• Prompt:
Search the data for the word "seconds". Reproduce every line where it is found.

• Source records:
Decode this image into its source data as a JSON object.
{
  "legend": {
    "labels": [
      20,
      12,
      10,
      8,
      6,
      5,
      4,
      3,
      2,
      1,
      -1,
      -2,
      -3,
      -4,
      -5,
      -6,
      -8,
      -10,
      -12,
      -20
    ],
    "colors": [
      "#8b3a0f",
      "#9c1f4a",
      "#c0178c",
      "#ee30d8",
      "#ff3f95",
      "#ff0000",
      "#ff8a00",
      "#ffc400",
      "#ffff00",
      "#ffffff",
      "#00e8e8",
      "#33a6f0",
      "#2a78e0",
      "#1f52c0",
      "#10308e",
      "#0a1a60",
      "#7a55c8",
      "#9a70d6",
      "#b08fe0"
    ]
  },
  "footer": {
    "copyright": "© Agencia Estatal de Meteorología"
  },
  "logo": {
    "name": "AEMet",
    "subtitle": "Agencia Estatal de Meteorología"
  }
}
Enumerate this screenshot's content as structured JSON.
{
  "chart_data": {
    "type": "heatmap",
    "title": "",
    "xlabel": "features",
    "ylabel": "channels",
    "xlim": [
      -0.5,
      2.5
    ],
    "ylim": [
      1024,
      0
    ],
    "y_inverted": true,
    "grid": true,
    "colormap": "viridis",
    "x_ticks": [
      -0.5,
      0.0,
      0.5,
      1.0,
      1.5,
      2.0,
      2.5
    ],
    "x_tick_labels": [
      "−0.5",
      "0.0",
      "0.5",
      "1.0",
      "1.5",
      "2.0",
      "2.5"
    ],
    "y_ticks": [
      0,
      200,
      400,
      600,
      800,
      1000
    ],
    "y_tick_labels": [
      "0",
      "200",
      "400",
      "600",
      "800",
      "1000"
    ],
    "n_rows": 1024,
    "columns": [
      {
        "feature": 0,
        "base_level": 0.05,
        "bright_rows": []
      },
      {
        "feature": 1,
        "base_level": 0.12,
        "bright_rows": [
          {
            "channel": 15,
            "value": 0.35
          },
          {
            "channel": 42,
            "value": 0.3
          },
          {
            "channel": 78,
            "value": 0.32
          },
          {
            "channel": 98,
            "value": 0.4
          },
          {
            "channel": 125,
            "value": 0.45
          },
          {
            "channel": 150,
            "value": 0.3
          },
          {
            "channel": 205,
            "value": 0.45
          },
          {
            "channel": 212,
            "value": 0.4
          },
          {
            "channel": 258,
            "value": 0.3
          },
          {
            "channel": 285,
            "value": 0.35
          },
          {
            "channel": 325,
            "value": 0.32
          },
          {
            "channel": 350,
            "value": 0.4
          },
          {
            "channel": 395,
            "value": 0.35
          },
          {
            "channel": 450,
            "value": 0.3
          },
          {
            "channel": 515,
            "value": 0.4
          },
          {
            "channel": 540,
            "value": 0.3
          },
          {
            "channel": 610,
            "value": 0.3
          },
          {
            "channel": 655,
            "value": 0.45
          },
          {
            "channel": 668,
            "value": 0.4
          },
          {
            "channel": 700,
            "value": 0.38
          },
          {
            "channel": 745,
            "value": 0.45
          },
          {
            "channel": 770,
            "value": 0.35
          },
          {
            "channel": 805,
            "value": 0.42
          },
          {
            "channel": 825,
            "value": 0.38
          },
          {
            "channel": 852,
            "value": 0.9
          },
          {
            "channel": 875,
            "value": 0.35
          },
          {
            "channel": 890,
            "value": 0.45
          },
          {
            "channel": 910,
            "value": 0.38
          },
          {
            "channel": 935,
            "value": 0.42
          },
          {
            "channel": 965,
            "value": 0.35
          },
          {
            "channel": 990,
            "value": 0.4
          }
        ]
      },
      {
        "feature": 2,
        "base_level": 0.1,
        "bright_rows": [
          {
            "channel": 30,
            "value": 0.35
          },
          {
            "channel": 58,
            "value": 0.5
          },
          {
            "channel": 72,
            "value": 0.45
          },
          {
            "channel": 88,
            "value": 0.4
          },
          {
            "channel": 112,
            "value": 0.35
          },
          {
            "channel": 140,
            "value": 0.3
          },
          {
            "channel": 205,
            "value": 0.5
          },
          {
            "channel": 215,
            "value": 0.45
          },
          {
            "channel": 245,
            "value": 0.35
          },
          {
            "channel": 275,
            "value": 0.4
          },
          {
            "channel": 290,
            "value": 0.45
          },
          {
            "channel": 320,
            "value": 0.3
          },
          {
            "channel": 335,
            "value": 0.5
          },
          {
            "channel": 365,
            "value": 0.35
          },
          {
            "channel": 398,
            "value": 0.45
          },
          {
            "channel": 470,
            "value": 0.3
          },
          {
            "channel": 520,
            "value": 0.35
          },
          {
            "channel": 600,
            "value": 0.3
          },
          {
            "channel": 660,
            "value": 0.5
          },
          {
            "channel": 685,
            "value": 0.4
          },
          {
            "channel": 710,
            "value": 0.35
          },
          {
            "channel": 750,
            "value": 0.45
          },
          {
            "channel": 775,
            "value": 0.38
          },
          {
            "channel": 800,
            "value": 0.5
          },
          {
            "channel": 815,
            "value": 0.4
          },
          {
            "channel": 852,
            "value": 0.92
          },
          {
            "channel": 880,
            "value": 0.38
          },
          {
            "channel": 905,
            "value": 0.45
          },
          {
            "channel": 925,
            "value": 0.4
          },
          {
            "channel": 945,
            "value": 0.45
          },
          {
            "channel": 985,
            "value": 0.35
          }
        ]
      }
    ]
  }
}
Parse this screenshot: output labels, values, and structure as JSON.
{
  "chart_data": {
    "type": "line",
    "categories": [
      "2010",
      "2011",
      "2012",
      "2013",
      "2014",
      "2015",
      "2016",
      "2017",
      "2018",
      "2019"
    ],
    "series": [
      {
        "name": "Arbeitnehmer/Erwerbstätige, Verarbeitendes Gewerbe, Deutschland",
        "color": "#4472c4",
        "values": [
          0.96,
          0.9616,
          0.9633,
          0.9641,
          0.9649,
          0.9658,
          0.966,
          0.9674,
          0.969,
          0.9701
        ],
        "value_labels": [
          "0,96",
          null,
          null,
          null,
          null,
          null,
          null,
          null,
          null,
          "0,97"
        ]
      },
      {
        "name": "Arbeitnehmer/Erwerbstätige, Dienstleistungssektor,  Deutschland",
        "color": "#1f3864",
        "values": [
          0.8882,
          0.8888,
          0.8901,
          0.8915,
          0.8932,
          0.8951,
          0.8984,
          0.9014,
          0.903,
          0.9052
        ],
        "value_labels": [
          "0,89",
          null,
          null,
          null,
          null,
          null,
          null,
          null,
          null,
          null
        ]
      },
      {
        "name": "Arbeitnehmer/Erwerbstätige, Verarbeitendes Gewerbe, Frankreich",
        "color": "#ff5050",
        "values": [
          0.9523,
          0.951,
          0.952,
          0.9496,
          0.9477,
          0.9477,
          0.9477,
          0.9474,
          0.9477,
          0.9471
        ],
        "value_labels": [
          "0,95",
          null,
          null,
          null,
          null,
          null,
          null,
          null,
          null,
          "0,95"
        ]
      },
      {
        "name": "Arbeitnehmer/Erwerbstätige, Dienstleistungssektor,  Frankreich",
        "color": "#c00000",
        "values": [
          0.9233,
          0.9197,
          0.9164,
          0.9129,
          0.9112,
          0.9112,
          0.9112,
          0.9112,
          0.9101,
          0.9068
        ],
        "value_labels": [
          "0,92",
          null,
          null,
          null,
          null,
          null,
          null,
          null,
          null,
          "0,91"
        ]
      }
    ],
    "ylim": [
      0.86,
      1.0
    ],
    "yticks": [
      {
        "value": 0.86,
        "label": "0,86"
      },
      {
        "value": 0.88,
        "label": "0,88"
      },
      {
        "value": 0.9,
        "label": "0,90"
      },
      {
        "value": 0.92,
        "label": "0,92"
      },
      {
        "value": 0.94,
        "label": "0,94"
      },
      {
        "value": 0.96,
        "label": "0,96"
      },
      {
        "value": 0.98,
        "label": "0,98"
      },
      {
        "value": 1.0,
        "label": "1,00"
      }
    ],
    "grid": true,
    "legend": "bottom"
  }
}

---

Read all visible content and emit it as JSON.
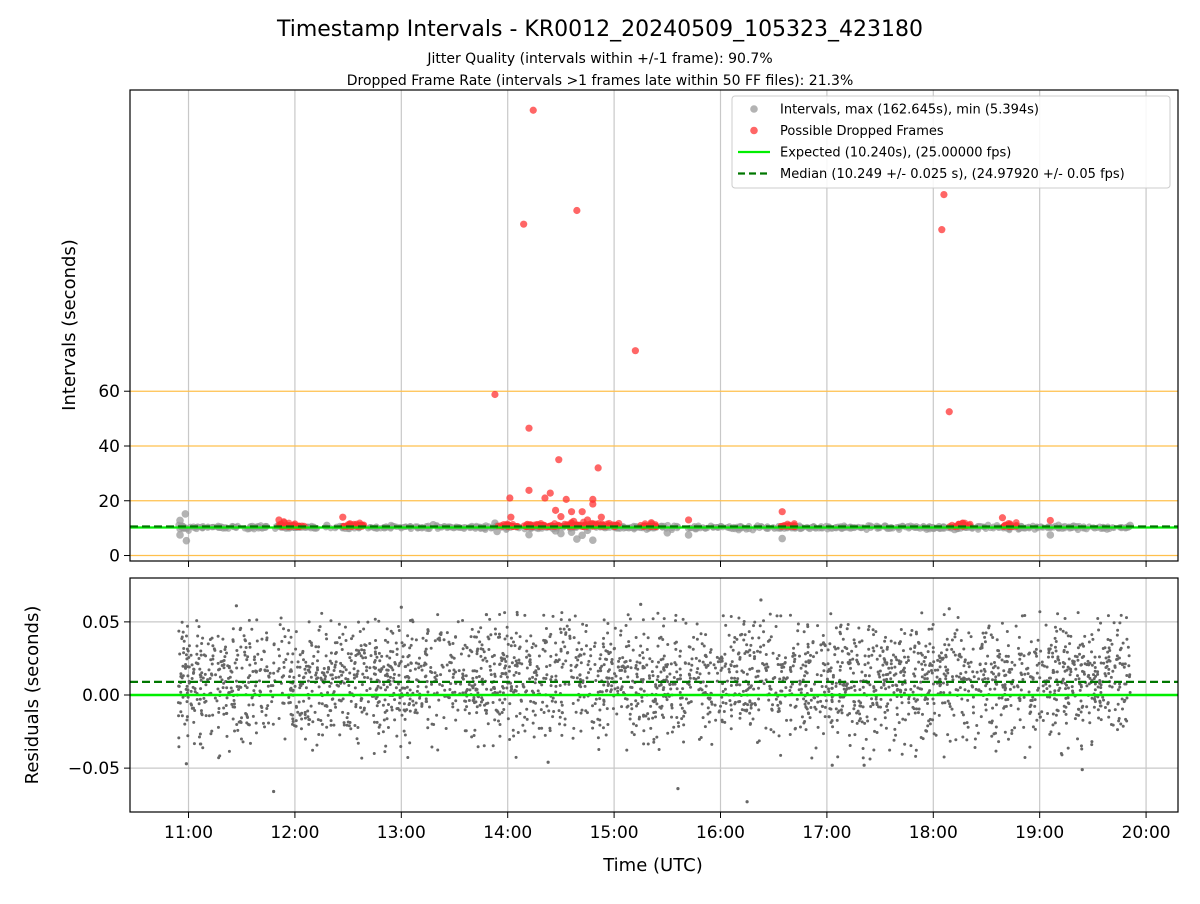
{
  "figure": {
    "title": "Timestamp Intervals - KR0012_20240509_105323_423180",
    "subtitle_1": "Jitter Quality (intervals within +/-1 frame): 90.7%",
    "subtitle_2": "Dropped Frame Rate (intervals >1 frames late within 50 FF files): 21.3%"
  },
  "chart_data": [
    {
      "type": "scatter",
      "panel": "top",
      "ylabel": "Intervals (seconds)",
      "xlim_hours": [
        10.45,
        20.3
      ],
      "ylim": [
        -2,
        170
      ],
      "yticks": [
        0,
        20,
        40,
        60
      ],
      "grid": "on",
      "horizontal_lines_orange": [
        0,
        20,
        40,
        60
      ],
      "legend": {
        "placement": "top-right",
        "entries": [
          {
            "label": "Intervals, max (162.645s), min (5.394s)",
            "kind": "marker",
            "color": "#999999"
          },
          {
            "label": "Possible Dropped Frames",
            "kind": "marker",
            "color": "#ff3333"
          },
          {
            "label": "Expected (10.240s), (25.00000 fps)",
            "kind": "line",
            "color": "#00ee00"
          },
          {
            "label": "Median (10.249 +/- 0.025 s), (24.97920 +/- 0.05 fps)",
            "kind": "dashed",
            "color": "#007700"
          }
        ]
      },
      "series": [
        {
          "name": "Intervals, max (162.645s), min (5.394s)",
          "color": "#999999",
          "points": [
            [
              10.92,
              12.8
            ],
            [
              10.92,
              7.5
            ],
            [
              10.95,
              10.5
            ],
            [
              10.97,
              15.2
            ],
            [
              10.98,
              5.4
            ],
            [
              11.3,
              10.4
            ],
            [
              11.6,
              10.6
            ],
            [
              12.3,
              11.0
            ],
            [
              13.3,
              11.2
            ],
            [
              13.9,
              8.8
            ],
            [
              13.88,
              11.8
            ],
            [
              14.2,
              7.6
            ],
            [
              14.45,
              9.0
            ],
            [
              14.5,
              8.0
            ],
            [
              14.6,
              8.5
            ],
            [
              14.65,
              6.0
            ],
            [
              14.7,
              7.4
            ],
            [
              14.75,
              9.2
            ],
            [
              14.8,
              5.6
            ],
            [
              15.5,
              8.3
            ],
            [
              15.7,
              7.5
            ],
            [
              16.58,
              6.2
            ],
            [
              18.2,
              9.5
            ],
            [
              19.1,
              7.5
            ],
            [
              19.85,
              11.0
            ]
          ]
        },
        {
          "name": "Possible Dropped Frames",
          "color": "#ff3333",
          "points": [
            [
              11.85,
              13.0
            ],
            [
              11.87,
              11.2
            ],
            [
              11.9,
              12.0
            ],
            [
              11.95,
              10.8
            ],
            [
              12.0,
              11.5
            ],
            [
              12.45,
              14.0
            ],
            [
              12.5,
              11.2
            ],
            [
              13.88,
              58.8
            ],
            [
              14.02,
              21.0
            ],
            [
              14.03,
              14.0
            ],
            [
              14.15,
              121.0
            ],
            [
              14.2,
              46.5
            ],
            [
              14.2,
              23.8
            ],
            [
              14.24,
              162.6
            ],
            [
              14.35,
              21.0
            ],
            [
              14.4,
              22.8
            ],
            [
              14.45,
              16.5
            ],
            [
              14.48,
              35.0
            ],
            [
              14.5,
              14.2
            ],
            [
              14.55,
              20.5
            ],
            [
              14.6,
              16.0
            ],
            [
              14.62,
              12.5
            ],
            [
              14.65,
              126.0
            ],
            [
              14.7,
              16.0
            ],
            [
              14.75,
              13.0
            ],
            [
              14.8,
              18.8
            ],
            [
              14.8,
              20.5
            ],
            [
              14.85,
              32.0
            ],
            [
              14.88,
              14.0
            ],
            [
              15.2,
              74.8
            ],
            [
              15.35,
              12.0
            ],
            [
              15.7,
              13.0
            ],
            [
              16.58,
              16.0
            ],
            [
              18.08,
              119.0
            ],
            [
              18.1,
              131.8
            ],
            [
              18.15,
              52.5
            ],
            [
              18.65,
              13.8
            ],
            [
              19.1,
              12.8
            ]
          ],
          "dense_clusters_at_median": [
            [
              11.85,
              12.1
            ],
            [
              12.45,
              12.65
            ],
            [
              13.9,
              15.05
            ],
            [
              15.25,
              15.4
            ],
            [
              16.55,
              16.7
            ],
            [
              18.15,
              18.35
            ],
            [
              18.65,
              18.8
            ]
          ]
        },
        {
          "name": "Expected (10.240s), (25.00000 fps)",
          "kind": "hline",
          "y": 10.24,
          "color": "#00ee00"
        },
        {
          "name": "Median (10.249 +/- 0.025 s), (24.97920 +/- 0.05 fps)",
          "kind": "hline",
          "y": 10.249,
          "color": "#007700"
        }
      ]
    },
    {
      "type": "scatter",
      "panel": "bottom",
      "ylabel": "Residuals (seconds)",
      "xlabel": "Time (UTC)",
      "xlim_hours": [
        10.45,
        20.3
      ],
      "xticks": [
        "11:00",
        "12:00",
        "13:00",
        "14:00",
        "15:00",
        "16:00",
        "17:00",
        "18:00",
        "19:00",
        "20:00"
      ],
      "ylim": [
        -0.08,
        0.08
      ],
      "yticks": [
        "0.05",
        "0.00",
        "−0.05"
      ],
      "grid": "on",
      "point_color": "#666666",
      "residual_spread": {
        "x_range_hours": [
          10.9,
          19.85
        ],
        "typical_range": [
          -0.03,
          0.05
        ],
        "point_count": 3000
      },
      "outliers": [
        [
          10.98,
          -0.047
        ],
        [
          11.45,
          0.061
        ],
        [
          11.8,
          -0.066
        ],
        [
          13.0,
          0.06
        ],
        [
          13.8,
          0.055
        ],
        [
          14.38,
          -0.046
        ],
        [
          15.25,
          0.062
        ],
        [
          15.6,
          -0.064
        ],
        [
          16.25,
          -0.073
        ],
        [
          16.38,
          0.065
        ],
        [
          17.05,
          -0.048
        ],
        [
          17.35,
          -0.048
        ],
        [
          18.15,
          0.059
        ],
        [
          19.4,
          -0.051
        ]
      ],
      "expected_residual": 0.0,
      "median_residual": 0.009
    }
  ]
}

• The reply:
      "ylabel": "Intervals (seconds)",
      "ylabel": "Residuals (seconds)",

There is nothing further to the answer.